Extracts from a graphics dataset:
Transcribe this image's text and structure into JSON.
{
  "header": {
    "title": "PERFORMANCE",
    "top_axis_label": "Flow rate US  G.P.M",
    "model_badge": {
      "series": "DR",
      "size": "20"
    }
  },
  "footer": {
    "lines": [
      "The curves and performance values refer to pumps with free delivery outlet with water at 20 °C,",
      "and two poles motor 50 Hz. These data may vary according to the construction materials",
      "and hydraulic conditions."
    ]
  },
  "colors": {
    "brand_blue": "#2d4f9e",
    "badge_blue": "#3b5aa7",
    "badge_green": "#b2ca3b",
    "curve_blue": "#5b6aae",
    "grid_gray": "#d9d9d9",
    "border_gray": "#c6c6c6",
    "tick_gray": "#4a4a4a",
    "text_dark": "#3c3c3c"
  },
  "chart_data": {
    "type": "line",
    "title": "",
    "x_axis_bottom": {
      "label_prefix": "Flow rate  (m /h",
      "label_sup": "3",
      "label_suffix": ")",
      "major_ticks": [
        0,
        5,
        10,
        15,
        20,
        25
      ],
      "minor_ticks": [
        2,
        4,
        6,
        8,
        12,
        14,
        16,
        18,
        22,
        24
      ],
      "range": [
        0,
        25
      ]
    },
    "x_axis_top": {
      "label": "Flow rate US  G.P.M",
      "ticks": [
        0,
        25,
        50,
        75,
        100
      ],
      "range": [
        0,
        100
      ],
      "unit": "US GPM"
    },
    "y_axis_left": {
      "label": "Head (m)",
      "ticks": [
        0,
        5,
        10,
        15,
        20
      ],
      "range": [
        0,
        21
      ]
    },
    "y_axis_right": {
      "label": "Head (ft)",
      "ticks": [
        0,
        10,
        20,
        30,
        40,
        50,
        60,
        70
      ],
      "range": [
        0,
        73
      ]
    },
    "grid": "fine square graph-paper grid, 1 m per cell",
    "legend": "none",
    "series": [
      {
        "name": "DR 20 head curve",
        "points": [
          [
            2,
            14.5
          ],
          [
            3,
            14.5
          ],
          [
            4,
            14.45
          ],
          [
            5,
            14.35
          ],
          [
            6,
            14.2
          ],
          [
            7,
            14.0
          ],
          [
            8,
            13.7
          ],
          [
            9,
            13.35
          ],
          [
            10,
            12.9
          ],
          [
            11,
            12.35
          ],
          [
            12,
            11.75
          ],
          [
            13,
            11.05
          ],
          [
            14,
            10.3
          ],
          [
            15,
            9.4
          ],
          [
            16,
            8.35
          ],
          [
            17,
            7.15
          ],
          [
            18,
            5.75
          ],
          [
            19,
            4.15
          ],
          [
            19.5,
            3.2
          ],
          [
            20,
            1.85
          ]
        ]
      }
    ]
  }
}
--
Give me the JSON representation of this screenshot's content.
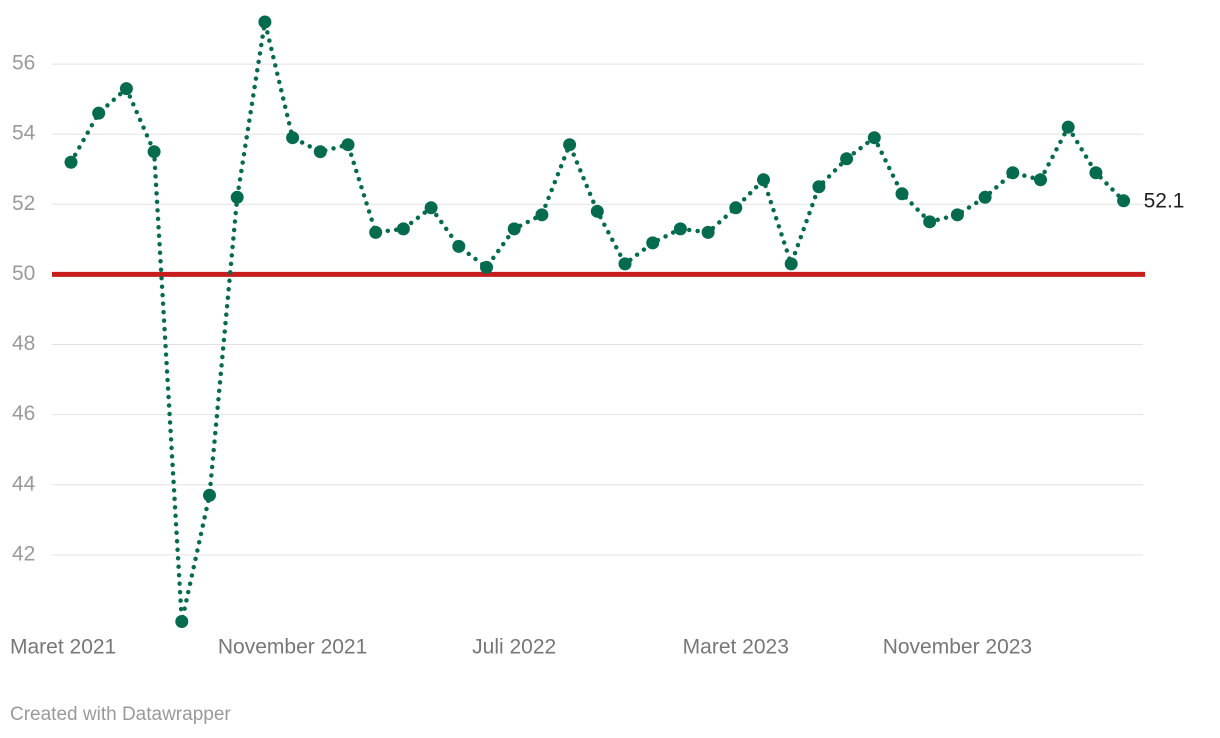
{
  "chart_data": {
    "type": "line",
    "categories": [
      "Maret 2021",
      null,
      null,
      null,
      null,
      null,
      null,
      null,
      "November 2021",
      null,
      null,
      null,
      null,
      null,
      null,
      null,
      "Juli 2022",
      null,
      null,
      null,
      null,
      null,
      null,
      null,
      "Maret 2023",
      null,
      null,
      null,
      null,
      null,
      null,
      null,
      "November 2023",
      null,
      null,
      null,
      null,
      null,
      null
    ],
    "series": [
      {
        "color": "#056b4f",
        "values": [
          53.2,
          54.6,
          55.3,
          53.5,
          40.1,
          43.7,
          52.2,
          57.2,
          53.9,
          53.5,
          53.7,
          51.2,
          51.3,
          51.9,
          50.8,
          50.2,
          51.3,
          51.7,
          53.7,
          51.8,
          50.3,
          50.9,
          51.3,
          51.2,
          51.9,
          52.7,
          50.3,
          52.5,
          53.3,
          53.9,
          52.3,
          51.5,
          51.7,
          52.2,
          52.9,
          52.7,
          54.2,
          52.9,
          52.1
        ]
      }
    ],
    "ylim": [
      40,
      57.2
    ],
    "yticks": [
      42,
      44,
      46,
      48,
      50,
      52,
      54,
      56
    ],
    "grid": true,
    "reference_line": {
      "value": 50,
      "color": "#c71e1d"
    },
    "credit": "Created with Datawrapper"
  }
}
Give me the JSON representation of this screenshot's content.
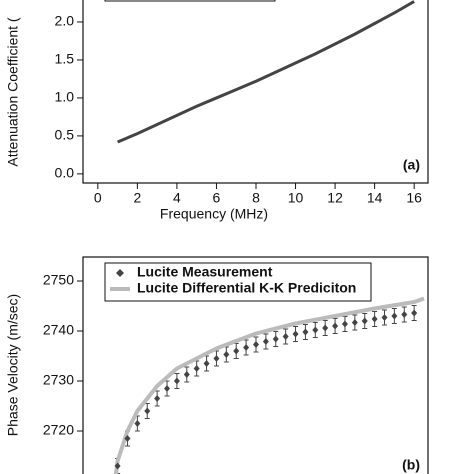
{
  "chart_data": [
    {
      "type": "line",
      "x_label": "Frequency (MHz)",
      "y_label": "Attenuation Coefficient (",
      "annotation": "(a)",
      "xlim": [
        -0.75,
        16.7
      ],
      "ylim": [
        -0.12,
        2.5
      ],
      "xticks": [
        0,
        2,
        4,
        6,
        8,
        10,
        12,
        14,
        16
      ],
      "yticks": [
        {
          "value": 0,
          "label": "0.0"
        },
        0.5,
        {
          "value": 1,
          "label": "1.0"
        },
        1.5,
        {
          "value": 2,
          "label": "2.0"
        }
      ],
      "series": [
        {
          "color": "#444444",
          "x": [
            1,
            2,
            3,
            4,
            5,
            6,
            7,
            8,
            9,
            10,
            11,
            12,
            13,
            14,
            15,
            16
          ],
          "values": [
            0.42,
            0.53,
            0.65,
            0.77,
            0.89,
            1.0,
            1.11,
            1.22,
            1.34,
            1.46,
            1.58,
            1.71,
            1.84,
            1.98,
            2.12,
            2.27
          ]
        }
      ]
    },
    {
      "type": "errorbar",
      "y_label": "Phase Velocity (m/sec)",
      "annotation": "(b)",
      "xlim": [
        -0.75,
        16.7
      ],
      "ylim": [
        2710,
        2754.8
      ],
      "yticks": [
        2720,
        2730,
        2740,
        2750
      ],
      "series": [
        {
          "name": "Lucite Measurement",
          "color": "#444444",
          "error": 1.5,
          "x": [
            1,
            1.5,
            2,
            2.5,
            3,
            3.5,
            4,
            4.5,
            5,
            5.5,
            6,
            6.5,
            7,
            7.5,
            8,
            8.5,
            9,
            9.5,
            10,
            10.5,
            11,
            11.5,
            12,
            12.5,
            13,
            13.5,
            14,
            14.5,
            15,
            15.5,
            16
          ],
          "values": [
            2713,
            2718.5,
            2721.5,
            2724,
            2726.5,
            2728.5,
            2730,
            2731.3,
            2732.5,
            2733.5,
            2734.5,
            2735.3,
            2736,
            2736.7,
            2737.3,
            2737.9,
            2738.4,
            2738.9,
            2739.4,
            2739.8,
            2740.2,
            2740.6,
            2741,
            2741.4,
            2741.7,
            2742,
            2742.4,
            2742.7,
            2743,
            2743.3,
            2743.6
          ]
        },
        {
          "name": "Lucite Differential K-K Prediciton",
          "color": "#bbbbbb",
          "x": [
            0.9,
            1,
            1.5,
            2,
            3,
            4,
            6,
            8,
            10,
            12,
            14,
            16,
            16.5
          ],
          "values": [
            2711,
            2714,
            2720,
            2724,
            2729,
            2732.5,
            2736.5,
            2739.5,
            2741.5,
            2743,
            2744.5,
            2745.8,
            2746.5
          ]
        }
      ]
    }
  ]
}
==
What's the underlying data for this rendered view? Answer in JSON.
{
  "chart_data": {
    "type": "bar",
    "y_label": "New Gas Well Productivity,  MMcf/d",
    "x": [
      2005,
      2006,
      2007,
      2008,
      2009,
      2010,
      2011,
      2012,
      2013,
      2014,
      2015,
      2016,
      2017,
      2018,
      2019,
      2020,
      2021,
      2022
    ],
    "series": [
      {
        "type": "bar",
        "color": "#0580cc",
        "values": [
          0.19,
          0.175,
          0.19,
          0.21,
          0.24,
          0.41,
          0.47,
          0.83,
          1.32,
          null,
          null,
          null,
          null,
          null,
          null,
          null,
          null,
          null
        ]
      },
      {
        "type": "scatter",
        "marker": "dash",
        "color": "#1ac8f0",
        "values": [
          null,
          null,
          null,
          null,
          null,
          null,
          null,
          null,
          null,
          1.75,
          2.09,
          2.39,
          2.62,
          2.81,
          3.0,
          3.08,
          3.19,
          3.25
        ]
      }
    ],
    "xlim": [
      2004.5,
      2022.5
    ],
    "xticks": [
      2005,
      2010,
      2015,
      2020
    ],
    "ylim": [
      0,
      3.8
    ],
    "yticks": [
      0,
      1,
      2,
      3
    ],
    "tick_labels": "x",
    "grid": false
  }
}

■ **Task description**
Look over the listing above. Pick out and copy every line that includes "type".

■ **Exercise solution**
    "type": "line",
    "type": "line",
      "type": "line",
      "type": "errorbar",
    "type": "bar",
        "type": "bar",
        "type": "scatter",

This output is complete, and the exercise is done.